Transcribe the records in full, keeping every character as it is.

================

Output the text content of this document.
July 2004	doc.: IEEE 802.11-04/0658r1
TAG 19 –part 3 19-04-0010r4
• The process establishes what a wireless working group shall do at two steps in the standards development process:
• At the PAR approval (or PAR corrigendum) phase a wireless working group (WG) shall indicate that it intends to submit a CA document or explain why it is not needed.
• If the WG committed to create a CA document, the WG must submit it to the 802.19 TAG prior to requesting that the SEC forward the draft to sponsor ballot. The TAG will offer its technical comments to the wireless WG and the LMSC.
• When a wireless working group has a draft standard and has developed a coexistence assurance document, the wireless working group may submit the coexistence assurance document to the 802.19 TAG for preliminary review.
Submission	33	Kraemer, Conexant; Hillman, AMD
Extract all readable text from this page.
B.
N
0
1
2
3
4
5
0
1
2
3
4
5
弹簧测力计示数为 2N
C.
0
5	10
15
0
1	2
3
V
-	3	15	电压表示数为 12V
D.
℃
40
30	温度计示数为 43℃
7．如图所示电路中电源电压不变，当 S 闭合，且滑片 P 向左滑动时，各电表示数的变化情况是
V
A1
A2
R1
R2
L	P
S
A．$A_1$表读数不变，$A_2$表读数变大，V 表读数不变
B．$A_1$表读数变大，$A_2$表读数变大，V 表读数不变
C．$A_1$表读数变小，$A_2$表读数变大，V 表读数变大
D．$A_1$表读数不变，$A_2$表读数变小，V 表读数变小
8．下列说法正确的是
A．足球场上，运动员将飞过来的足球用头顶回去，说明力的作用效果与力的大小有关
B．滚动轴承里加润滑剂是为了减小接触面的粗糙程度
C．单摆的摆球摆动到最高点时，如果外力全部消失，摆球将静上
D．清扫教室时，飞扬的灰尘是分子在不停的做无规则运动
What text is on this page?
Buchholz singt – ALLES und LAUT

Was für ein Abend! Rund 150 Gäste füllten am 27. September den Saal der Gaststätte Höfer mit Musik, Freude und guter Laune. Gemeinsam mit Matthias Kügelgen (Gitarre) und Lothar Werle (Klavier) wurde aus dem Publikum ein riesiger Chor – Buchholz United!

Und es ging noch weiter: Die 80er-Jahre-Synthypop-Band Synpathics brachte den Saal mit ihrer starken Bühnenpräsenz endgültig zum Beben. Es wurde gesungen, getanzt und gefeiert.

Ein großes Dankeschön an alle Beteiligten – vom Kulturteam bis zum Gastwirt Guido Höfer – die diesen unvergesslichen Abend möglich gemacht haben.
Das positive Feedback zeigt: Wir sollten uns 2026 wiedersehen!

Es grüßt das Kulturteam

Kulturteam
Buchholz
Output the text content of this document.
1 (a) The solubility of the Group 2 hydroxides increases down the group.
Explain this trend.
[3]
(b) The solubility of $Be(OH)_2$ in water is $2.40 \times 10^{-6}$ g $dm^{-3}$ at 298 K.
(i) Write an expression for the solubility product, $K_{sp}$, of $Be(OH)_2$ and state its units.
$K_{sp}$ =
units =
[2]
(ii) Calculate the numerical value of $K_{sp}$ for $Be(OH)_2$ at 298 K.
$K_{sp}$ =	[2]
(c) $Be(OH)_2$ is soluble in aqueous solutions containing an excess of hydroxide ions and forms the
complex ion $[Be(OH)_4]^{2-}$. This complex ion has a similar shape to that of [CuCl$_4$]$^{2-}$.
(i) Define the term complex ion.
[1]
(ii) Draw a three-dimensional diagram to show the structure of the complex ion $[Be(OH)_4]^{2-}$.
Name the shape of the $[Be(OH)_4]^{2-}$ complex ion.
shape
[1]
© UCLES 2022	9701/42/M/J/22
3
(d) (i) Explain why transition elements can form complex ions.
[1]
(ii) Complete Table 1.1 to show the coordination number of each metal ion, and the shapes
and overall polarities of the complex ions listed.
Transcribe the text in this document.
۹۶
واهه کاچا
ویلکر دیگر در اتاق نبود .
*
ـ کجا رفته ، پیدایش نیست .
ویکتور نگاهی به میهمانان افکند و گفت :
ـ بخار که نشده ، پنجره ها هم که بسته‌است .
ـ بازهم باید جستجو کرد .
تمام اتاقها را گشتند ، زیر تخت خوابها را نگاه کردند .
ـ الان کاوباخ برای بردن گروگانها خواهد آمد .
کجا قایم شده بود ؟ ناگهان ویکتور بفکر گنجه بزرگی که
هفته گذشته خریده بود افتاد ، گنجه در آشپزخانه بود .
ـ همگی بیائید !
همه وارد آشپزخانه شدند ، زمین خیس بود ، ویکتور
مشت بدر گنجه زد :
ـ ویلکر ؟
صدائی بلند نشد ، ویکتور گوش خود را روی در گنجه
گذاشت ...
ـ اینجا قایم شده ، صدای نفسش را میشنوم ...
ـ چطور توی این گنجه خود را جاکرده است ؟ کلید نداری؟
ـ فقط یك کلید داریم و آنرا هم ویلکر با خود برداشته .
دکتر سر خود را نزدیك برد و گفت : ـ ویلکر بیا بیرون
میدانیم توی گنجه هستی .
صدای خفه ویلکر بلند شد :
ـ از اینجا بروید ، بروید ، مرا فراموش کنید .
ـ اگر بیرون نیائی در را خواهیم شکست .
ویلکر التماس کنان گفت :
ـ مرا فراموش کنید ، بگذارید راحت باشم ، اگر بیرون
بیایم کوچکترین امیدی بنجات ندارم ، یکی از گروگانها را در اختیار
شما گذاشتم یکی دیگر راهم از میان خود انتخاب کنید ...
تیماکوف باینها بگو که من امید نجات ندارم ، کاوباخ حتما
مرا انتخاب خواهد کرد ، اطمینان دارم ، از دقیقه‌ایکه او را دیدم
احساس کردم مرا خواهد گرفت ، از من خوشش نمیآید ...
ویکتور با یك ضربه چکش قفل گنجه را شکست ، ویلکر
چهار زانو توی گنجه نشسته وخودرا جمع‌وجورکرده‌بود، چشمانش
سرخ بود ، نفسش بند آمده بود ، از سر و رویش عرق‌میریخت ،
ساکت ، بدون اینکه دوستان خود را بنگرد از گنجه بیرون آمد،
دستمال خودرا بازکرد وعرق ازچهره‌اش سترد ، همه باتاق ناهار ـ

================

Finished task
Output the text content of this document.
July 2004	doc.: IEEE 802.11-04/0658r1
TAG 19 –part 3 19-04-0010r4
• The process establishes what a wireless working group shall do at two steps in the standards development process:
• At the PAR approval (or PAR corrigendum) phase a wireless working group (WG) shall indicate that it intends to submit a CA document or explain why it is not needed.
• If the WG committed to create a CA document, the WG must submit it to the 802.19 TAG prior to requesting that the SEC forward the draft to sponsor ballot. The TAG will offer its technical comments to the wireless WG and the LMSC.
• When a wireless working group has a draft standard and has developed a coexistence assurance document, the wireless working group may submit the coexistence assurance document to the 802.19 TAG for preliminary review.
Submission	33	Kraemer, Conexant; Hillman, AMD
Extract all readable text from this page.
B.
N
0
1
2
3
4
5
0
1
2
3
4
5
弹簧测力计示数为 2N
C.
0
5	10
15
0
1	2
3
V
-	3	15	电压表示数为 12V
D.
℃
40
30	温度计示数为 43℃
7．如图所示电路中电源电压不变，当 S 闭合，且滑片 P 向左滑动时，各电表示数的变化情况是
V
A1
A2
R1
R2
L	P
S
A．$A_1$表读数不变，$A_2$表读数变大，V 表读数不变
B．$A_1$表读数变大，$A_2$表读数变大，V 表读数不变
C．$A_1$表读数变小，$A_2$表读数变大，V 表读数变大
D．$A_1$表读数不变，$A_2$表读数变小，V 表读数变小
8．下列说法正确的是
A．足球场上，运动员将飞过来的足球用头顶回去，说明力的作用效果与力的大小有关
B．滚动轴承里加润滑剂是为了减小接触面的粗糙程度
C．单摆的摆球摆动到最高点时，如果外力全部消失，摆球将静上
D．清扫教室时，飞扬的灰尘是分子在不停的做无规则运动
What text is on this page?
Buchholz singt – ALLES und LAUT

Was für ein Abend! Rund 150 Gäste füllten am 27. September den Saal der Gaststätte Höfer mit Musik, Freude und guter Laune. Gemeinsam mit Matthias Kügelgen (Gitarre) und Lothar Werle (Klavier) wurde aus dem Publikum ein riesiger Chor – Buchholz United!

Und es ging noch weiter: Die 80er-Jahre-Synthypop-Band Synpathics brachte den Saal mit ihrer starken Bühnenpräsenz endgültig zum Beben. Es wurde gesungen, getanzt und gefeiert.

Ein großes Dankeschön an alle Beteiligten – vom Kulturteam bis zum Gastwirt Guido Höfer – die diesen unvergesslichen Abend möglich gemacht haben.
Das positive Feedback zeigt: Wir sollten uns 2026 wiedersehen!

Es grüßt das Kulturteam

Kulturteam
Buchholz
Output the text content of this document.
1 (a) The solubility of the Group 2 hydroxides increases down the group.
Explain this trend.
[3]
(b) The solubility of $Be(OH)_2$ in water is $2.40 \times 10^{-6}$ g $dm^{-3}$ at 298 K.
(i) Write an expression for the solubility product, $K_{sp}$, of $Be(OH)_2$ and state its units.
$K_{sp}$ =
units =
[2]
(ii) Calculate the numerical value of $K_{sp}$ for $Be(OH)_2$ at 298 K.
$K_{sp}$ =	[2]
(c) $Be(OH)_2$ is soluble in aqueous solutions containing an excess of hydroxide ions and forms the
complex ion $[Be(OH)_4]^{2-}$. This complex ion has a similar shape to that of [CuCl$_4$]$^{2-}$.
(i) Define the term complex ion.
[1]
(ii) Draw a three-dimensional diagram to show the structure of the complex ion $[Be(OH)_4]^{2-}$.
Name the shape of the $[Be(OH)_4]^{2-}$ complex ion.
shape
[1]
© UCLES 2022	9701/42/M/J/22
3
(d) (i) Explain why transition elements can form complex ions.
[1]
(ii) Complete Table 1.1 to show the coordination number of each metal ion, and the shapes
and overall polarities of the complex ions listed.
Transcribe the text in this document.
۹۶
واهه کاچا
ویلکر دیگر در اتاق نبود .
*
ـ کجا رفته ، پیدایش نیست .
ویکتور نگاهی به میهمانان افکند و گفت :
ـ بخار که نشده ، پنجره ها هم که بسته‌است .
ـ بازهم باید جستجو کرد .
تمام اتاقها را گشتند ، زیر تخت خوابها را نگاه کردند .
ـ الان کاوباخ برای بردن گروگانها خواهد آمد .
کجا قایم شده بود ؟ ناگهان ویکتور بفکر گنجه بزرگی که
هفته گذشته خریده بود افتاد ، گنجه در آشپزخانه بود .
ـ همگی بیائید !
همه وارد آشپزخانه شدند ، زمین خیس بود ، ویکتور
مشت بدر گنجه زد :
ـ ویلکر ؟
صدائی بلند نشد ، ویکتور گوش خود را روی در گنجه
گذاشت ...
ـ اینجا قایم شده ، صدای نفسش را میشنوم ...
ـ چطور توی این گنجه خود را جاکرده است ؟ کلید نداری؟
ـ فقط یك کلید داریم و آنرا هم ویلکر با خود برداشته .
دکتر سر خود را نزدیك برد و گفت : ـ ویلکر بیا بیرون
میدانیم توی گنجه هستی .
صدای خفه ویلکر بلند شد :
ـ از اینجا بروید ، بروید ، مرا فراموش کنید .
ـ اگر بیرون نیائی در را خواهیم شکست .
ویلکر التماس کنان گفت :
ـ مرا فراموش کنید ، بگذارید راحت باشم ، اگر بیرون
بیایم کوچکترین امیدی بنجات ندارم ، یکی از گروگانها را در اختیار
شما گذاشتم یکی دیگر راهم از میان خود انتخاب کنید ...
تیماکوف باینها بگو که من امید نجات ندارم ، کاوباخ حتما
مرا انتخاب خواهد کرد ، اطمینان دارم ، از دقیقه‌ایکه او را دیدم
احساس کردم مرا خواهد گرفت ، از من خوشش نمیآید ...
ویکتور با یك ضربه چکش قفل گنجه را شکست ، ویلکر
چهار زانو توی گنجه نشسته وخودرا جمع‌وجورکرده‌بود، چشمانش
سرخ بود ، نفسش بند آمده بود ، از سر و رویش عرق‌میریخت ،
ساکت ، بدون اینکه دوستان خود را بنگرد از گنجه بیرون آمد،
دستمال خودرا بازکرد وعرق ازچهره‌اش سترد ، همه باتاق ناهار ـ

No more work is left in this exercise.